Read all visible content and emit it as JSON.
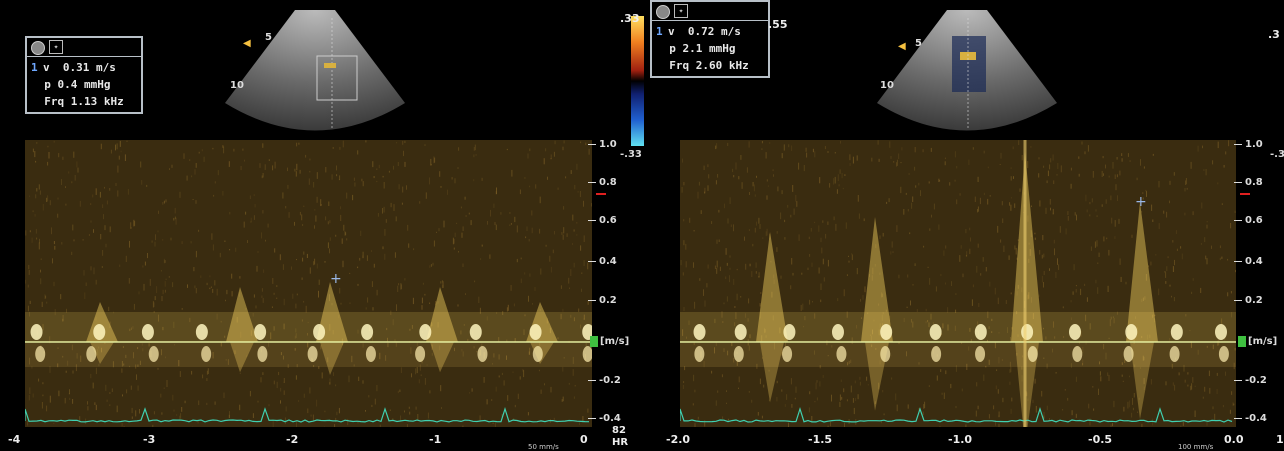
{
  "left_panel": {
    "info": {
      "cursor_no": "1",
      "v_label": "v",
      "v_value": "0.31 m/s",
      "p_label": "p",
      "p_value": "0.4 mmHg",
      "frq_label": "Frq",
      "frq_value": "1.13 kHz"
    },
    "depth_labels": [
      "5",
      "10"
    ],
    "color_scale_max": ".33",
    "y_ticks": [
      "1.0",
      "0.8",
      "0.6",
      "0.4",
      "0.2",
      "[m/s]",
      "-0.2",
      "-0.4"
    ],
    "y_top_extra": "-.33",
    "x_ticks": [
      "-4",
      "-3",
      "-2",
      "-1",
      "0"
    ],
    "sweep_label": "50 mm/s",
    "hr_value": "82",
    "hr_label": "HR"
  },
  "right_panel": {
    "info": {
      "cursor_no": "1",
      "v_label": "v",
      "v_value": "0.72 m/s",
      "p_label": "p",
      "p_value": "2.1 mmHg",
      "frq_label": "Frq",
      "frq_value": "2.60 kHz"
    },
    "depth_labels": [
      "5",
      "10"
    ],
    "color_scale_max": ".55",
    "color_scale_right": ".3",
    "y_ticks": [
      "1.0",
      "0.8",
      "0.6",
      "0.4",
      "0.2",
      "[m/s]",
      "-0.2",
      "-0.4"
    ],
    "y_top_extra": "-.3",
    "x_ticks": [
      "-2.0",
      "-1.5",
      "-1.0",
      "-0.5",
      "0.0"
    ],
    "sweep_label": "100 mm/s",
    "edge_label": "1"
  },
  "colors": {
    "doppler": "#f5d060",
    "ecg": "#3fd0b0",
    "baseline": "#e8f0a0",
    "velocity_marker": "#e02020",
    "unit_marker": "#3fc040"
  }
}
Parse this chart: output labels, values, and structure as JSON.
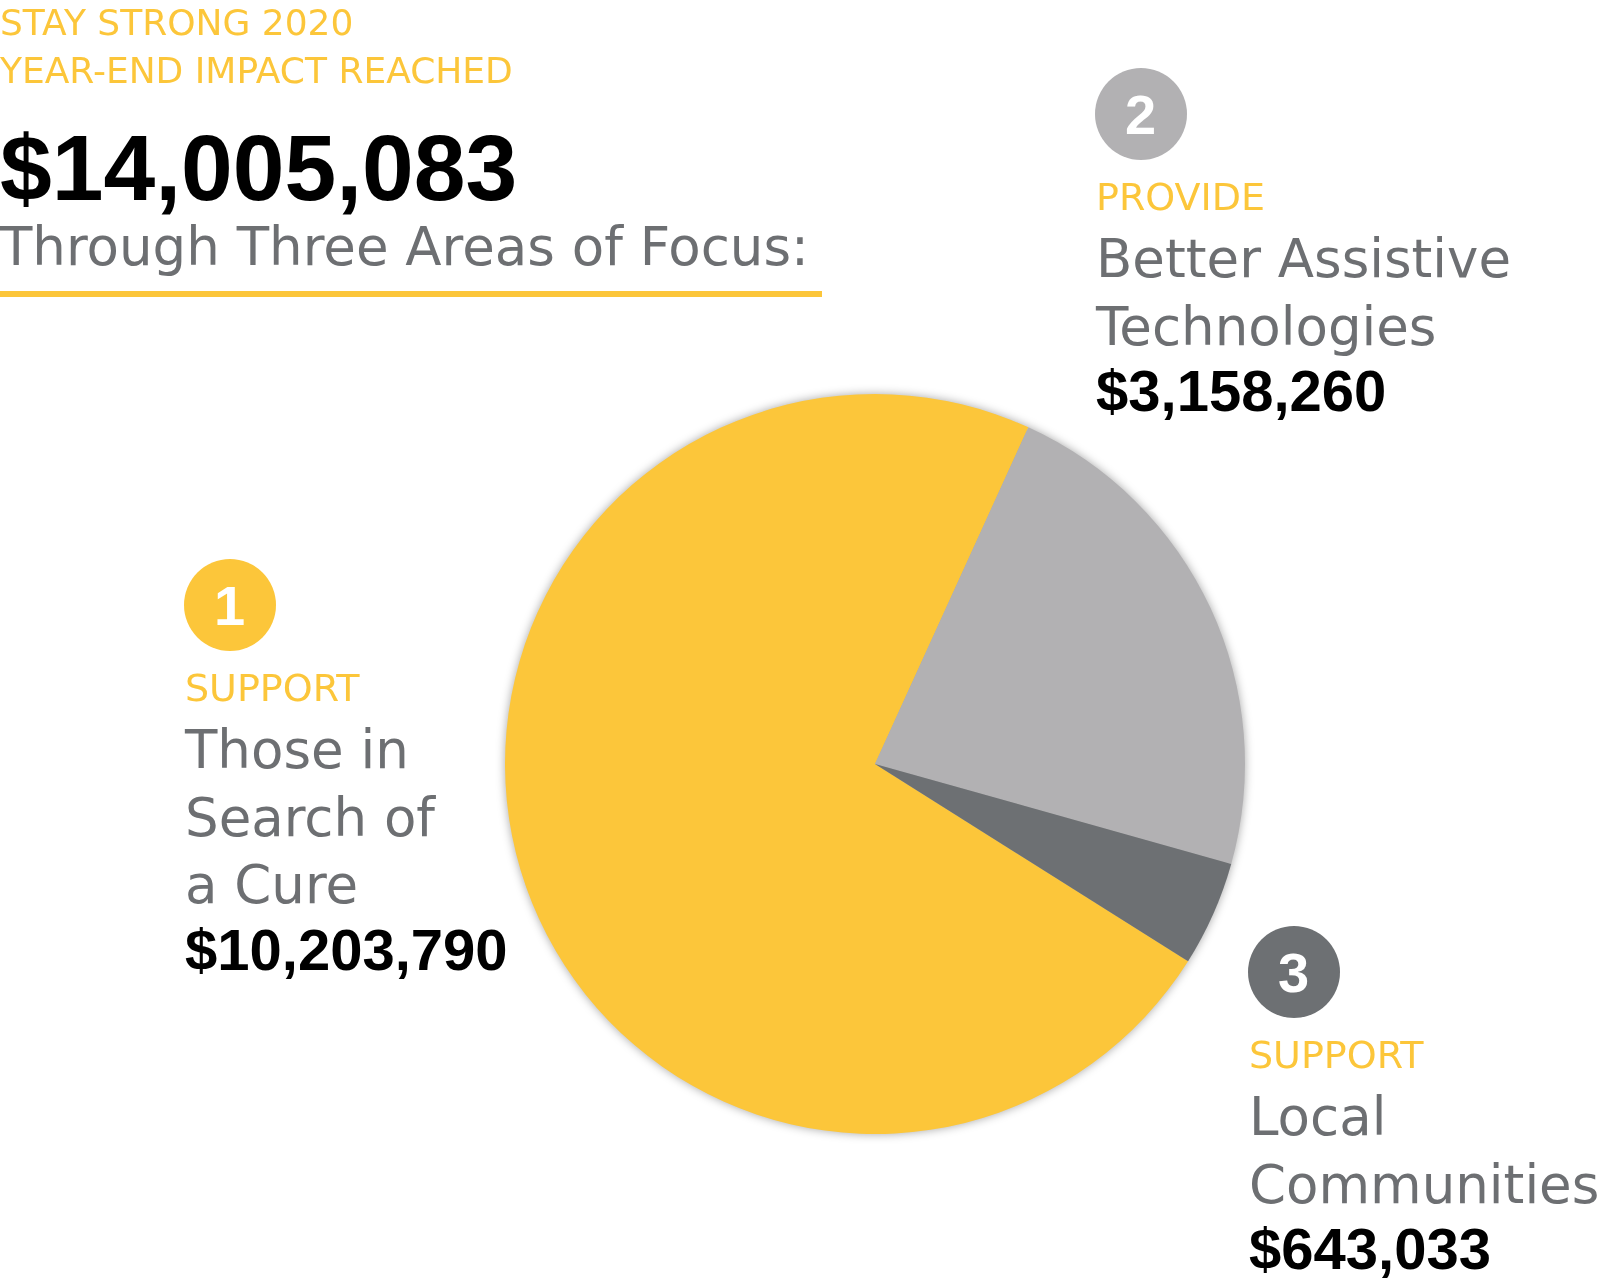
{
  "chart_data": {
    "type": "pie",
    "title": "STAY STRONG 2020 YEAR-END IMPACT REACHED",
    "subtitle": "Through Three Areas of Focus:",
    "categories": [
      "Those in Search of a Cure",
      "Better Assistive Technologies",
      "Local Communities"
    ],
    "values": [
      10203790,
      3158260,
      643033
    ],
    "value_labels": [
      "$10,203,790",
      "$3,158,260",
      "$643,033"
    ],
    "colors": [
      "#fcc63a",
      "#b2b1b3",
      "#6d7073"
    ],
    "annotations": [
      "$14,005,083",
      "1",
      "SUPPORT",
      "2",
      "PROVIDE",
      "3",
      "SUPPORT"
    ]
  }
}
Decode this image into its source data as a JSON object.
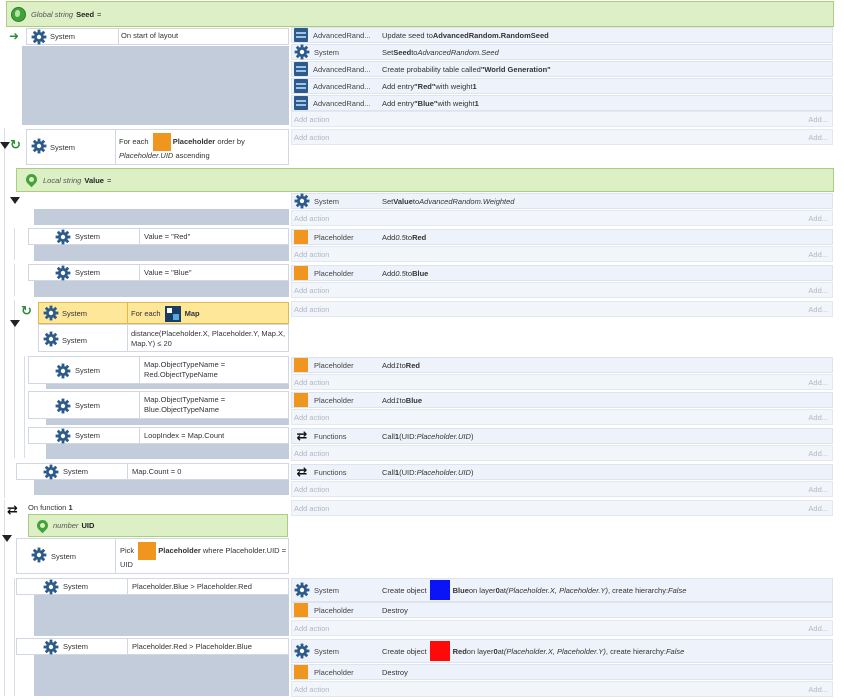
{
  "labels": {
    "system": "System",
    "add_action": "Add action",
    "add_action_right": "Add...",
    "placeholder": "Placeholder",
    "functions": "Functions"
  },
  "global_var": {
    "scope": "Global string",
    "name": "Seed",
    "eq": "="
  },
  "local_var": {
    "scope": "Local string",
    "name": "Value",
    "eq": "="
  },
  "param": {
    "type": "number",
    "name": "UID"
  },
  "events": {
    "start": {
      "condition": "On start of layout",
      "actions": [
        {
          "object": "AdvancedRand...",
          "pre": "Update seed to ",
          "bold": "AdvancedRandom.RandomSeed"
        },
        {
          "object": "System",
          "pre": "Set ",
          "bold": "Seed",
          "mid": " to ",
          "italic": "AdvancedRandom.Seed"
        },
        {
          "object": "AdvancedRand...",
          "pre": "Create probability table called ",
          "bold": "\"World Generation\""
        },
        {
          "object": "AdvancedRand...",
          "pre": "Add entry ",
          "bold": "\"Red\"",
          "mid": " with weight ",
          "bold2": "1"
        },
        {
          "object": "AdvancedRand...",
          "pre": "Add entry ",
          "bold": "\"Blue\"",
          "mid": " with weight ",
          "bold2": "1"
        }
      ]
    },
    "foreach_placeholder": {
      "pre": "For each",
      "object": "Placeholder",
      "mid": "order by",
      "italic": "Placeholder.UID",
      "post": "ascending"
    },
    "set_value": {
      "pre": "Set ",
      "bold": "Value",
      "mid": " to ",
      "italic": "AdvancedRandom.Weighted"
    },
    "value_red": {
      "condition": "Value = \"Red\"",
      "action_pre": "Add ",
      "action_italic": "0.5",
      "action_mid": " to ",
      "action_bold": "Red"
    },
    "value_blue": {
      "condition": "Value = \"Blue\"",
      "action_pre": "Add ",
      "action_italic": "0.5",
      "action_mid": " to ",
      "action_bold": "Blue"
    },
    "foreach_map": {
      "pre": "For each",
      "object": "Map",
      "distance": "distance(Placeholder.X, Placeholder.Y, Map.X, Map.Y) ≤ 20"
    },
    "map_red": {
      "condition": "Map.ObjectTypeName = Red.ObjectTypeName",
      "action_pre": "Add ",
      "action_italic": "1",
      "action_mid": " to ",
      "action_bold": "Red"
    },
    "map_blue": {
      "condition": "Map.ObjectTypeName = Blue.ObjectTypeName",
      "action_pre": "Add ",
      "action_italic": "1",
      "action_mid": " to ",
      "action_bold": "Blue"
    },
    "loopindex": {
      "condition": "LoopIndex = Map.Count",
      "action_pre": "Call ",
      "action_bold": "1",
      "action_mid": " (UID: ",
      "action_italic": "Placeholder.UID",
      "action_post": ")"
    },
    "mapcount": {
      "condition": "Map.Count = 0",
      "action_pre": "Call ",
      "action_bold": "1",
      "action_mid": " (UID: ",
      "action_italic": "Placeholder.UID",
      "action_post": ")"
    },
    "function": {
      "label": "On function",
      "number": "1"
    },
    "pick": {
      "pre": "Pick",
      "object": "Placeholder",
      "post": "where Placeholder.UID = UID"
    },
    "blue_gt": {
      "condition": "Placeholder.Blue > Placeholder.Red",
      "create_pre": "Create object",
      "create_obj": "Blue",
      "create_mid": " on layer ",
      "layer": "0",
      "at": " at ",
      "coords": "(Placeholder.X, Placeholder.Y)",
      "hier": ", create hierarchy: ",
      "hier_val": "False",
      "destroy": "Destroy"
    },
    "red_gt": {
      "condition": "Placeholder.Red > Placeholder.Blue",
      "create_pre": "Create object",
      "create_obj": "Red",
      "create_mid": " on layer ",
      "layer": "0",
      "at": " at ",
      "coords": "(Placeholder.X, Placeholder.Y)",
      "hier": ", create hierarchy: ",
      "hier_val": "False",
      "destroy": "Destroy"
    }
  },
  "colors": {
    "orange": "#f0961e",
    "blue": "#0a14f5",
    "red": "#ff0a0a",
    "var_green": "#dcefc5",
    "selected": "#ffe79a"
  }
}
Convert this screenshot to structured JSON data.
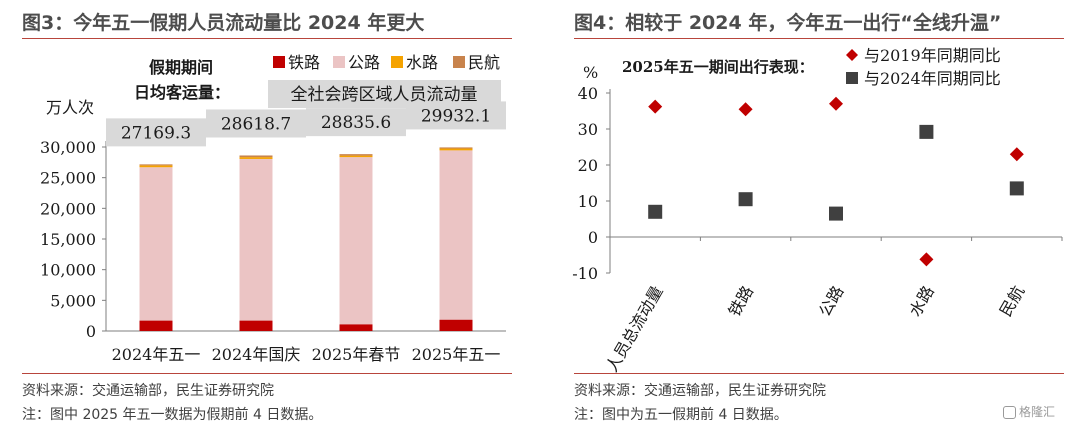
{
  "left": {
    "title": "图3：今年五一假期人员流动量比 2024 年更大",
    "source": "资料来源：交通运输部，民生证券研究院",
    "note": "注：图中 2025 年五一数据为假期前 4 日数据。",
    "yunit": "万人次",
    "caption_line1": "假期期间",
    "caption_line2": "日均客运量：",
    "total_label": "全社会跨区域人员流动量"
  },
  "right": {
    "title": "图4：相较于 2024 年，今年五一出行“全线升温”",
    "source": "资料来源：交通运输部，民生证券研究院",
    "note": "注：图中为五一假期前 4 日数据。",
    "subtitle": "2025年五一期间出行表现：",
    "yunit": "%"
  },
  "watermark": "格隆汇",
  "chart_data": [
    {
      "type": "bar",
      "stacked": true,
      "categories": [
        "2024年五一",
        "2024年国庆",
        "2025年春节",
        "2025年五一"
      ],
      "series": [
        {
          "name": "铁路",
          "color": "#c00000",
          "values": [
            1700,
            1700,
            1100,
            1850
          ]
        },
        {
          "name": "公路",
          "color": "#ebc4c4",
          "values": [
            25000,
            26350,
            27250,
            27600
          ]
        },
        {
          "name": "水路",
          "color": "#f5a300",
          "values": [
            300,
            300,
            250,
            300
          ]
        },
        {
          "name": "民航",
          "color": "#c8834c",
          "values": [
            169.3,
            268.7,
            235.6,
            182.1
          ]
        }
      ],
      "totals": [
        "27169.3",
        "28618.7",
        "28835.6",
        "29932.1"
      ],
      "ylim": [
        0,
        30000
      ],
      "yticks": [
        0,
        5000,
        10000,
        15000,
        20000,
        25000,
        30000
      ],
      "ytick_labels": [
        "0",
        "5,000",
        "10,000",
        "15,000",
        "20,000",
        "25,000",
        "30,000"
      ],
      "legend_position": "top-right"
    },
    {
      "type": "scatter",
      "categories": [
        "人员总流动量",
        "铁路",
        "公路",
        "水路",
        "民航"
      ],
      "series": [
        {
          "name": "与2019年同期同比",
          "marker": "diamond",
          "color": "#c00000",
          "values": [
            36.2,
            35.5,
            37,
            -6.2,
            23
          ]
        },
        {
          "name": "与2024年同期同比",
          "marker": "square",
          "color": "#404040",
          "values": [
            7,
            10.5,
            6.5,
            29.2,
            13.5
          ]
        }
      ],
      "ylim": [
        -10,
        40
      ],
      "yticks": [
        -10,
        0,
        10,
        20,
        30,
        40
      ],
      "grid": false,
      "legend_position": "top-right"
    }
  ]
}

-------------------------

Exercise description: Copy each line that holds the word "condition".

Finished answer:
      "condition": "On start of layout",
      "condition": "Value = \"Red\"",
      "condition": "Value = \"Blue\"",
      "condition": "Map.ObjectTypeName = Red.ObjectTypeName",
      "condition": "Map.ObjectTypeName = Blue.ObjectTypeName",
      "condition": "LoopIndex = Map.Count",
      "condition": "Map.Count = 0",
      "condition": "Placeholder.Blue > Placeholder.Red",
      "condition": "Placeholder.Red > Placeholder.Blue",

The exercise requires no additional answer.